• Problem description: Give the data below again exactly as it stands. Omit the pictures.

Data records
+++

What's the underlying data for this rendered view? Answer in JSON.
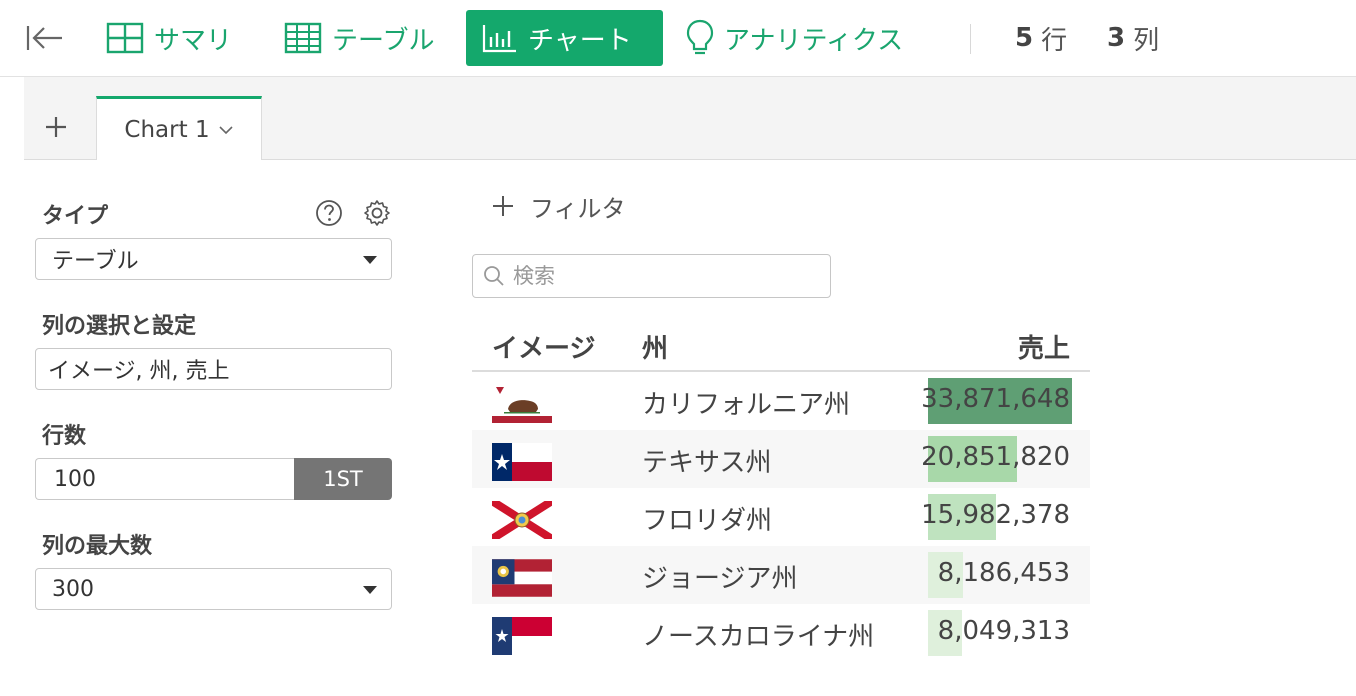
{
  "toolbar": {
    "nav": [
      {
        "label": "サマリ",
        "icon": "grid-icon"
      },
      {
        "label": "テーブル",
        "icon": "table-icon"
      },
      {
        "label": "チャート",
        "icon": "bar-chart-icon",
        "active": true
      },
      {
        "label": "アナリティクス",
        "icon": "lightbulb-icon"
      }
    ],
    "rows_count": "5",
    "rows_unit": "行",
    "cols_count": "3",
    "cols_unit": "列"
  },
  "tabs": {
    "active_label": "Chart 1"
  },
  "panel": {
    "type_label": "タイプ",
    "type_value": "テーブル",
    "columns_label": "列の選択と設定",
    "columns_value": "イメージ, 州, 売上",
    "rows_label": "行数",
    "rows_value": "100",
    "rows_button": "1ST",
    "max_cols_label": "列の最大数",
    "max_cols_value": "300"
  },
  "main": {
    "filter_label": "フィルタ",
    "search_placeholder": "検索",
    "table": {
      "headers": [
        "イメージ",
        "州",
        "売上"
      ],
      "max_value": 33871648,
      "rows": [
        {
          "flag": "california-flag",
          "state": "カリフォルニア州",
          "sales": "33,871,648",
          "value": 33871648,
          "bar_color": "#5f9f74"
        },
        {
          "flag": "texas-flag",
          "state": "テキサス州",
          "sales": "20,851,820",
          "value": 20851820,
          "bar_color": "#a8d8a9"
        },
        {
          "flag": "florida-flag",
          "state": "フロリダ州",
          "sales": "15,982,378",
          "value": 15982378,
          "bar_color": "#bfe3bf"
        },
        {
          "flag": "georgia-flag",
          "state": "ジョージア州",
          "sales": "8,186,453",
          "value": 8186453,
          "bar_color": "#dff0dc"
        },
        {
          "flag": "north-carolina-flag",
          "state": "ノースカロライナ州",
          "sales": "8,049,313",
          "value": 8049313,
          "bar_color": "#dff0dc"
        }
      ]
    }
  },
  "colors": {
    "accent": "#14a86c",
    "secondary_button": "#757575"
  }
}
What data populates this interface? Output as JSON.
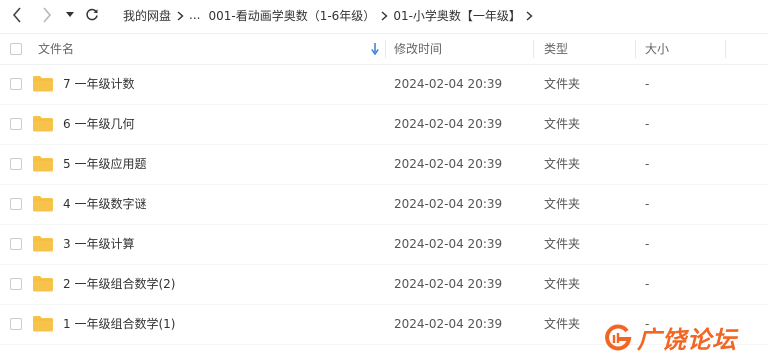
{
  "nav": {
    "back_icon": "chevron-left-icon",
    "forward_icon": "chevron-right-icon",
    "history_icon": "caret-down-icon",
    "refresh_icon": "refresh-icon"
  },
  "breadcrumb": [
    {
      "label": "我的网盘"
    },
    {
      "label": "..."
    },
    {
      "label": "001-看动画学奥数（1-6年级）"
    },
    {
      "label": "01-小学奥数【一年级】"
    }
  ],
  "table": {
    "columns": {
      "name": "文件名",
      "modified": "修改时间",
      "type": "类型",
      "size": "大小"
    },
    "sort_icon": "sort-down-arrow-icon",
    "rows": [
      {
        "name": "7 一年级计数",
        "modified": "2024-02-04 20:39",
        "type": "文件夹",
        "size": "-"
      },
      {
        "name": "6 一年级几何",
        "modified": "2024-02-04 20:39",
        "type": "文件夹",
        "size": "-"
      },
      {
        "name": "5 一年级应用题",
        "modified": "2024-02-04 20:39",
        "type": "文件夹",
        "size": "-"
      },
      {
        "name": "4 一年级数字谜",
        "modified": "2024-02-04 20:39",
        "type": "文件夹",
        "size": "-"
      },
      {
        "name": "3 一年级计算",
        "modified": "2024-02-04 20:39",
        "type": "文件夹",
        "size": "-"
      },
      {
        "name": "2 一年级组合数学(2)",
        "modified": "2024-02-04 20:39",
        "type": "文件夹",
        "size": "-"
      },
      {
        "name": "1 一年级组合数学(1)",
        "modified": "2024-02-04 20:39",
        "type": "文件夹",
        "size": "-"
      }
    ]
  },
  "watermark": {
    "text": "广饶论坛",
    "color": "#f26522"
  },
  "colors": {
    "folder": "#f8c34a",
    "folder_dark": "#f0b43a",
    "sort_arrow": "#2f7de1"
  }
}
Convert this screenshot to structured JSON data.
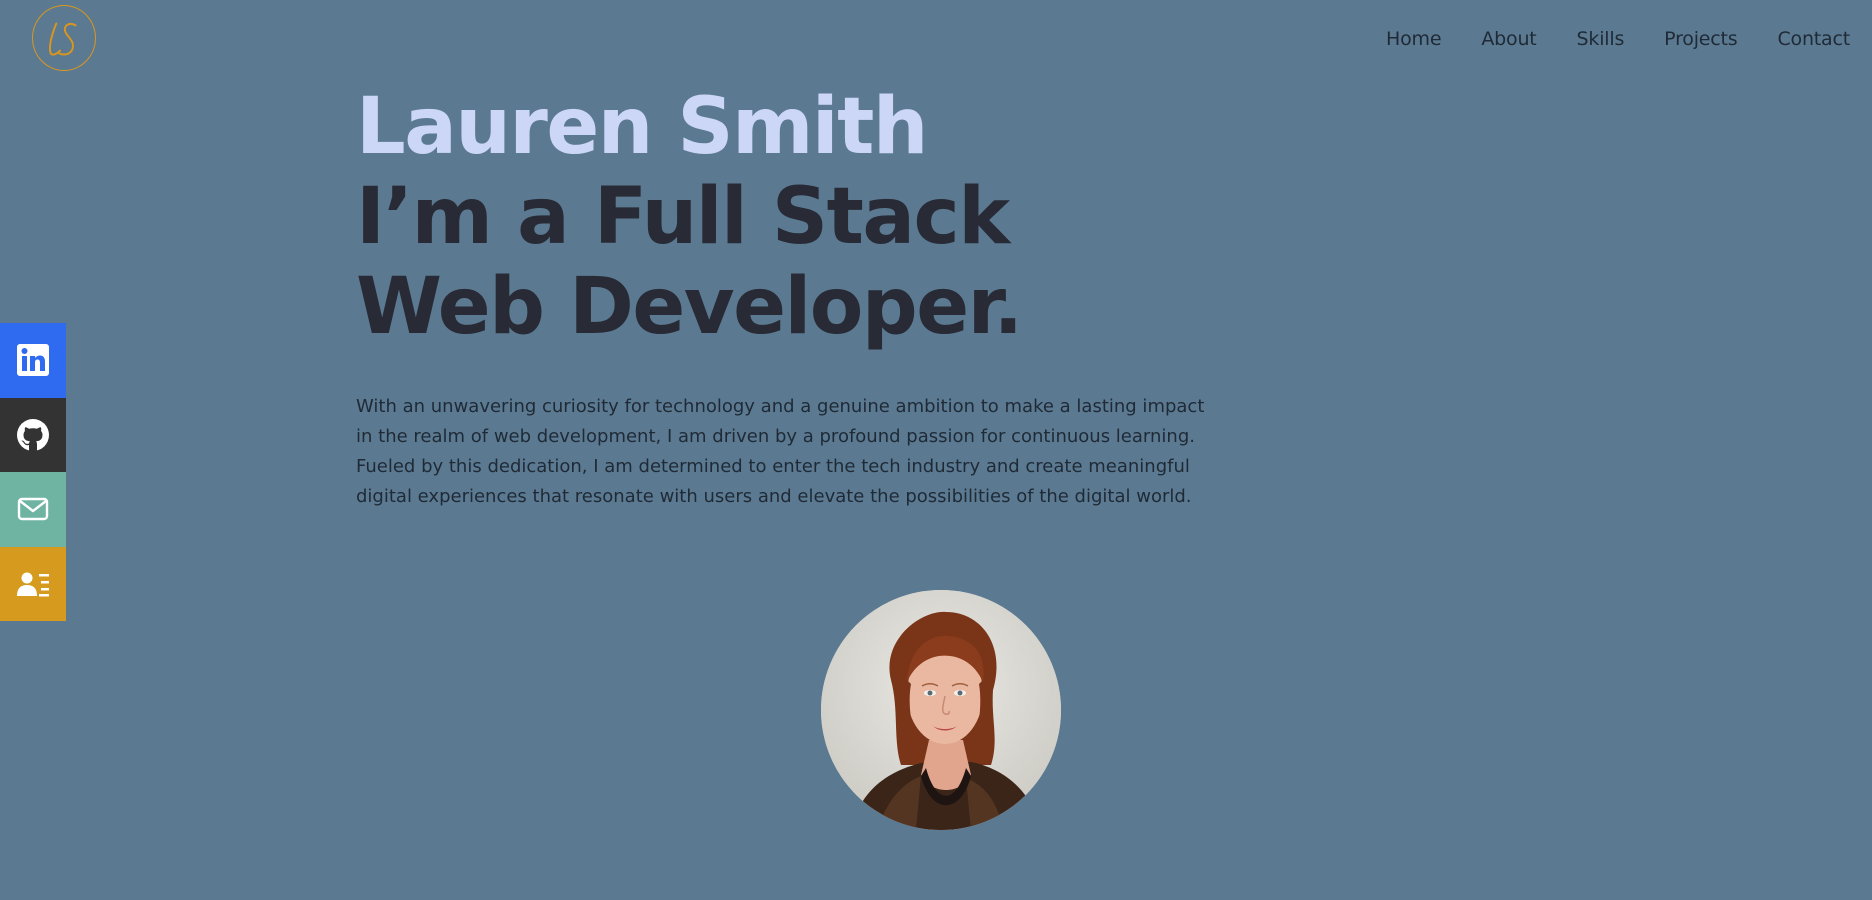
{
  "logo": {
    "monogram": "LS",
    "color": "#d9961e"
  },
  "nav": {
    "items": [
      {
        "label": "Home"
      },
      {
        "label": "About"
      },
      {
        "label": "Skills"
      },
      {
        "label": "Projects"
      },
      {
        "label": "Contact"
      }
    ]
  },
  "hero": {
    "name": "Lauren Smith",
    "tagline": "I’m a Full Stack Web Developer.",
    "bio": "With an unwavering curiosity for technology and a genuine ambition to make a lasting impact in the realm of web development, I am driven by a profound passion for continuous learning. Fueled by this dedication, I am determined to enter the tech industry and create meaningful digital experiences that resonate with users and elevate the possibilities of the digital world."
  },
  "social": {
    "items": [
      {
        "icon": "linkedin-icon",
        "color": "#2e6bf0"
      },
      {
        "icon": "github-icon",
        "color": "#333333"
      },
      {
        "icon": "email-icon",
        "color": "#6fb3a3"
      },
      {
        "icon": "resume-icon",
        "color": "#d59a1e"
      }
    ]
  },
  "colors": {
    "background": "#5b7a91",
    "name": "#ccd6f6",
    "tagline": "#282a35",
    "text": "#1f2a36",
    "accent": "#d9961e"
  }
}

+++

• Written response:
What's the underlying data for this rendered view? Answer in JSON.
{
  "toolbar": {
    "nav": [
      {
        "label": "サマリ",
        "icon": "grid-icon"
      },
      {
        "label": "テーブル",
        "icon": "table-icon"
      },
      {
        "label": "チャート",
        "icon": "bar-chart-icon",
        "active": true
      },
      {
        "label": "アナリティクス",
        "icon": "lightbulb-icon"
      }
    ],
    "rows_count": "5",
    "rows_unit": "行",
    "cols_count": "3",
    "cols_unit": "列"
  },
  "tabs": {
    "active_label": "Chart 1"
  },
  "panel": {
    "type_label": "タイプ",
    "type_value": "テーブル",
    "columns_label": "列の選択と設定",
    "columns_value": "イメージ, 州, 売上",
    "rows_label": "行数",
    "rows_value": "100",
    "rows_button": "1ST",
    "max_cols_label": "列の最大数",
    "max_cols_value": "300"
  },
  "main": {
    "filter_label": "フィルタ",
    "search_placeholder": "検索",
    "table": {
      "headers": [
        "イメージ",
        "州",
        "売上"
      ],
      "max_value": 33871648,
      "rows": [
        {
          "flag": "california-flag",
          "state": "カリフォルニア州",
          "sales": "33,871,648",
          "value": 33871648,
          "bar_color": "#5f9f74"
        },
        {
          "flag": "texas-flag",
          "state": "テキサス州",
          "sales": "20,851,820",
          "value": 20851820,
          "bar_color": "#a8d8a9"
        },
        {
          "flag": "florida-flag",
          "state": "フロリダ州",
          "sales": "15,982,378",
          "value": 15982378,
          "bar_color": "#bfe3bf"
        },
        {
          "flag": "georgia-flag",
          "state": "ジョージア州",
          "sales": "8,186,453",
          "value": 8186453,
          "bar_color": "#dff0dc"
        },
        {
          "flag": "north-carolina-flag",
          "state": "ノースカロライナ州",
          "sales": "8,049,313",
          "value": 8049313,
          "bar_color": "#dff0dc"
        }
      ]
    }
  },
  "colors": {
    "accent": "#14a86c",
    "secondary_button": "#757575"
  }
}
What data populates this interface? Output as JSON.
{
  "nav": {
    "back_icon": "chevron-left-icon",
    "forward_icon": "chevron-right-icon",
    "history_icon": "caret-down-icon",
    "refresh_icon": "refresh-icon"
  },
  "breadcrumb": [
    {
      "label": "我的网盘"
    },
    {
      "label": "..."
    },
    {
      "label": "001-看动画学奥数（1-6年级）"
    },
    {
      "label": "01-小学奥数【一年级】"
    }
  ],
  "table": {
    "columns": {
      "name": "文件名",
      "modified": "修改时间",
      "type": "类型",
      "size": "大小"
    },
    "sort_icon": "sort-down-arrow-icon",
    "rows": [
      {
        "name": "7 一年级计数",
        "modified": "2024-02-04 20:39",
        "type": "文件夹",
        "size": "-"
      },
      {
        "name": "6 一年级几何",
        "modified": "2024-02-04 20:39",
        "type": "文件夹",
        "size": "-"
      },
      {
        "name": "5 一年级应用题",
        "modified": "2024-02-04 20:39",
        "type": "文件夹",
        "size": "-"
      },
      {
        "name": "4 一年级数字谜",
        "modified": "2024-02-04 20:39",
        "type": "文件夹",
        "size": "-"
      },
      {
        "name": "3 一年级计算",
        "modified": "2024-02-04 20:39",
        "type": "文件夹",
        "size": "-"
      },
      {
        "name": "2 一年级组合数学(2)",
        "modified": "2024-02-04 20:39",
        "type": "文件夹",
        "size": "-"
      },
      {
        "name": "1 一年级组合数学(1)",
        "modified": "2024-02-04 20:39",
        "type": "文件夹",
        "size": "-"
      }
    ]
  },
  "watermark": {
    "text": "广饶论坛",
    "color": "#f26522"
  },
  "colors": {
    "folder": "#f8c34a",
    "folder_dark": "#f0b43a",
    "sort_arrow": "#2f7de1"
  }
}
Convert this screenshot to structured JSON data.
{
  "logo": {
    "monogram": "LS",
    "color": "#d9961e"
  },
  "nav": {
    "items": [
      {
        "label": "Home"
      },
      {
        "label": "About"
      },
      {
        "label": "Skills"
      },
      {
        "label": "Projects"
      },
      {
        "label": "Contact"
      }
    ]
  },
  "hero": {
    "name": "Lauren Smith",
    "tagline": "I’m a Full Stack Web Developer.",
    "bio": "With an unwavering curiosity for technology and a genuine ambition to make a lasting impact in the realm of web development, I am driven by a profound passion for continuous learning. Fueled by this dedication, I am determined to enter the tech industry and create meaningful digital experiences that resonate with users and elevate the possibilities of the digital world."
  },
  "social": {
    "items": [
      {
        "icon": "linkedin-icon",
        "color": "#2e6bf0"
      },
      {
        "icon": "github-icon",
        "color": "#333333"
      },
      {
        "icon": "email-icon",
        "color": "#6fb3a3"
      },
      {
        "icon": "resume-icon",
        "color": "#d59a1e"
      }
    ]
  },
  "colors": {
    "background": "#5b7a91",
    "name": "#ccd6f6",
    "tagline": "#282a35",
    "text": "#1f2a36",
    "accent": "#d9961e"
  }
}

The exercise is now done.